• **Challenge**
Repeat the listing in full, word for word.

• **Stored rows**

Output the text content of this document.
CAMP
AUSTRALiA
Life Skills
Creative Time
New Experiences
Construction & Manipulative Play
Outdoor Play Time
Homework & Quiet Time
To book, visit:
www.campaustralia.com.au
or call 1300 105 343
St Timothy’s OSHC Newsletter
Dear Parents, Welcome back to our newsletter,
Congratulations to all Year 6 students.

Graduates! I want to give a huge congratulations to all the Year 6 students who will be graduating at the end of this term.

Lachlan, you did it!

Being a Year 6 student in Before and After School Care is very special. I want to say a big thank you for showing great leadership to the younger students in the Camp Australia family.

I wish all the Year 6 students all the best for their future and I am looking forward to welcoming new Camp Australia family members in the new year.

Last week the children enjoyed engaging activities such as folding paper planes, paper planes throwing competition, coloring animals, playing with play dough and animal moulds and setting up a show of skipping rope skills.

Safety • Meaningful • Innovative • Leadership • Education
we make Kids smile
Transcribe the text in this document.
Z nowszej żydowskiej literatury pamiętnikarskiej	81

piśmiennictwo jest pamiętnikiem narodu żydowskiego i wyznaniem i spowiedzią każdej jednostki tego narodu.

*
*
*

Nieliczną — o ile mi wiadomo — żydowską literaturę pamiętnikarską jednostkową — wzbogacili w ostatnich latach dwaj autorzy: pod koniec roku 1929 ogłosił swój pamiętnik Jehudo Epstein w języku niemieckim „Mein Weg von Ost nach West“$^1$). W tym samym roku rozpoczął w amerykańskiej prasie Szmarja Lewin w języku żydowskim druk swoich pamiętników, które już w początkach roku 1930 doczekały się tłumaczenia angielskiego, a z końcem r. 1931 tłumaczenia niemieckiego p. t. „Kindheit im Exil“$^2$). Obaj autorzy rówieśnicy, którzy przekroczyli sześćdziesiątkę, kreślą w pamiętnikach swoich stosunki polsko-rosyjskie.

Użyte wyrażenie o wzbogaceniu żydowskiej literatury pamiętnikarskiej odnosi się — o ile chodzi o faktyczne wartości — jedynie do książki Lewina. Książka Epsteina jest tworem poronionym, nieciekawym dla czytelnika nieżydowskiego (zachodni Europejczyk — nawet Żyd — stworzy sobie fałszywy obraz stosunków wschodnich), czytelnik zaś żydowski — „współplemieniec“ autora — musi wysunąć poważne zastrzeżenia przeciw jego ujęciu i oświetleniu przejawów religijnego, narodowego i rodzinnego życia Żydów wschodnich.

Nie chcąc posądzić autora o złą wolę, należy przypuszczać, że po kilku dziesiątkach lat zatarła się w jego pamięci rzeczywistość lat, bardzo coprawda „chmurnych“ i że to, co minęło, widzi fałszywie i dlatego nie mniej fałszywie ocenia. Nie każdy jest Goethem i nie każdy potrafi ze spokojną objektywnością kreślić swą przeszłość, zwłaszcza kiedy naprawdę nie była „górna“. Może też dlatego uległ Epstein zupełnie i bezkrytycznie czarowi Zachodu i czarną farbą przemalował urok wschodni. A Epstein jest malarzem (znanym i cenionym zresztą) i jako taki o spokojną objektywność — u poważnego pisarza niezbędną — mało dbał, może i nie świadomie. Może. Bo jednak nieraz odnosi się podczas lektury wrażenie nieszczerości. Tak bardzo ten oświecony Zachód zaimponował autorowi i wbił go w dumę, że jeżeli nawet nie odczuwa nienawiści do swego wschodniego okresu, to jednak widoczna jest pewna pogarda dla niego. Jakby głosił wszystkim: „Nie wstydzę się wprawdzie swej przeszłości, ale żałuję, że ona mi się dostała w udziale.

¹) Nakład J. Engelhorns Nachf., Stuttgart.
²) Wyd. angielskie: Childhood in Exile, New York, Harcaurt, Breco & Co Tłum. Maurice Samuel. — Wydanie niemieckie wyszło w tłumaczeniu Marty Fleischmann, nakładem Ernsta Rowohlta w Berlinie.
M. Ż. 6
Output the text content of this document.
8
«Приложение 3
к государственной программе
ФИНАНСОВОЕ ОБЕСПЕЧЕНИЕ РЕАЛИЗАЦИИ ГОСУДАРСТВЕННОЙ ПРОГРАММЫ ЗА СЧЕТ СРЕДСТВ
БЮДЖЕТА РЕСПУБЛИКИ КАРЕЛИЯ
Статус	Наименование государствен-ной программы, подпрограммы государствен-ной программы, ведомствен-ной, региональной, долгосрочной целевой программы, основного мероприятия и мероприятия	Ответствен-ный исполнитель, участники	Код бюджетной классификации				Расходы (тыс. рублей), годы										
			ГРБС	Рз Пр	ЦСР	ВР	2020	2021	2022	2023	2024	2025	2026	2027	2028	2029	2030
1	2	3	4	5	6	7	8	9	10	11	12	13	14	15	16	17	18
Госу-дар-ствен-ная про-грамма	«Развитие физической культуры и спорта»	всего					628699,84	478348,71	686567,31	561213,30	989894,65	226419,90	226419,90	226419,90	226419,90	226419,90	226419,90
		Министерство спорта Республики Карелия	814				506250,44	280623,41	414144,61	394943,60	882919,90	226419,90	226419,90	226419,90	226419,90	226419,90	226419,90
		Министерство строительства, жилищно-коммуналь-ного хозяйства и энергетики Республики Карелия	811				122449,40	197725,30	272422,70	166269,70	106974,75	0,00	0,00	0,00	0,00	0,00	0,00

• **Answer for the task**
Output the text content of this document.
CAMP
AUSTRALiA
Life Skills
Creative Time
New Experiences
Construction & Manipulative Play
Outdoor Play Time
Homework & Quiet Time
To book, visit:
www.campaustralia.com.au
or call 1300 105 343
St Timothy’s OSHC Newsletter
Dear Parents, Welcome back to our newsletter,
Congratulations to all Year 6 students.

Graduates! I want to give a huge congratulations to all the Year 6 students who will be graduating at the end of this term.

Lachlan, you did it!

Being a Year 6 student in Before and After School Care is very special. I want to say a big thank you for showing great leadership to the younger students in the Camp Australia family.

I wish all the Year 6 students all the best for their future and I am looking forward to welcoming new Camp Australia family members in the new year.

Last week the children enjoyed engaging activities such as folding paper planes, paper planes throwing competition, coloring animals, playing with play dough and animal moulds and setting up a show of skipping rope skills.

Safety • Meaningful • Innovative • Leadership • Education
we make Kids smile
Transcribe the text in this document.
Z nowszej żydowskiej literatury pamiętnikarskiej	81

piśmiennictwo jest pamiętnikiem narodu żydowskiego i wyznaniem i spowiedzią każdej jednostki tego narodu.

*
*
*

Nieliczną — o ile mi wiadomo — żydowską literaturę pamiętnikarską jednostkową — wzbogacili w ostatnich latach dwaj autorzy: pod koniec roku 1929 ogłosił swój pamiętnik Jehudo Epstein w języku niemieckim „Mein Weg von Ost nach West“$^1$). W tym samym roku rozpoczął w amerykańskiej prasie Szmarja Lewin w języku żydowskim druk swoich pamiętników, które już w początkach roku 1930 doczekały się tłumaczenia angielskiego, a z końcem r. 1931 tłumaczenia niemieckiego p. t. „Kindheit im Exil“$^2$). Obaj autorzy rówieśnicy, którzy przekroczyli sześćdziesiątkę, kreślą w pamiętnikach swoich stosunki polsko-rosyjskie.

Użyte wyrażenie o wzbogaceniu żydowskiej literatury pamiętnikarskiej odnosi się — o ile chodzi o faktyczne wartości — jedynie do książki Lewina. Książka Epsteina jest tworem poronionym, nieciekawym dla czytelnika nieżydowskiego (zachodni Europejczyk — nawet Żyd — stworzy sobie fałszywy obraz stosunków wschodnich), czytelnik zaś żydowski — „współplemieniec“ autora — musi wysunąć poważne zastrzeżenia przeciw jego ujęciu i oświetleniu przejawów religijnego, narodowego i rodzinnego życia Żydów wschodnich.

Nie chcąc posądzić autora o złą wolę, należy przypuszczać, że po kilku dziesiątkach lat zatarła się w jego pamięci rzeczywistość lat, bardzo coprawda „chmurnych“ i że to, co minęło, widzi fałszywie i dlatego nie mniej fałszywie ocenia. Nie każdy jest Goethem i nie każdy potrafi ze spokojną objektywnością kreślić swą przeszłość, zwłaszcza kiedy naprawdę nie była „górna“. Może też dlatego uległ Epstein zupełnie i bezkrytycznie czarowi Zachodu i czarną farbą przemalował urok wschodni. A Epstein jest malarzem (znanym i cenionym zresztą) i jako taki o spokojną objektywność — u poważnego pisarza niezbędną — mało dbał, może i nie świadomie. Może. Bo jednak nieraz odnosi się podczas lektury wrażenie nieszczerości. Tak bardzo ten oświecony Zachód zaimponował autorowi i wbił go w dumę, że jeżeli nawet nie odczuwa nienawiści do swego wschodniego okresu, to jednak widoczna jest pewna pogarda dla niego. Jakby głosił wszystkim: „Nie wstydzę się wprawdzie swej przeszłości, ale żałuję, że ona mi się dostała w udziale.

¹) Nakład J. Engelhorns Nachf., Stuttgart.
²) Wyd. angielskie: Childhood in Exile, New York, Harcaurt, Breco & Co Tłum. Maurice Samuel. — Wydanie niemieckie wyszło w tłumaczeniu Marty Fleischmann, nakładem Ernsta Rowohlta w Berlinie.
M. Ż. 6
Output the text content of this document.
8
«Приложение 3
к государственной программе
ФИНАНСОВОЕ ОБЕСПЕЧЕНИЕ РЕАЛИЗАЦИИ ГОСУДАРСТВЕННОЙ ПРОГРАММЫ ЗА СЧЕТ СРЕДСТВ
БЮДЖЕТА РЕСПУБЛИКИ КАРЕЛИЯ
Статус	Наименование государствен-ной программы, подпрограммы государствен-ной программы, ведомствен-ной, региональной, долгосрочной целевой программы, основного мероприятия и мероприятия	Ответствен-ный исполнитель, участники	Код бюджетной классификации				Расходы (тыс. рублей), годы										
			ГРБС	Рз Пр	ЦСР	ВР	2020	2021	2022	2023	2024	2025	2026	2027	2028	2029	2030
1	2	3	4	5	6	7	8	9	10	11	12	13	14	15	16	17	18
Госу-дар-ствен-ная про-грамма	«Развитие физической культуры и спорта»	всего					628699,84	478348,71	686567,31	561213,30	989894,65	226419,90	226419,90	226419,90	226419,90	226419,90	226419,90
		Министерство спорта Республики Карелия	814				506250,44	280623,41	414144,61	394943,60	882919,90	226419,90	226419,90	226419,90	226419,90	226419,90	226419,90
		Министерство строительства, жилищно-коммуналь-ного хозяйства и энергетики Республики Карелия	811				122449,40	197725,30	272422,70	166269,70	106974,75	0,00	0,00	0,00	0,00	0,00	0,00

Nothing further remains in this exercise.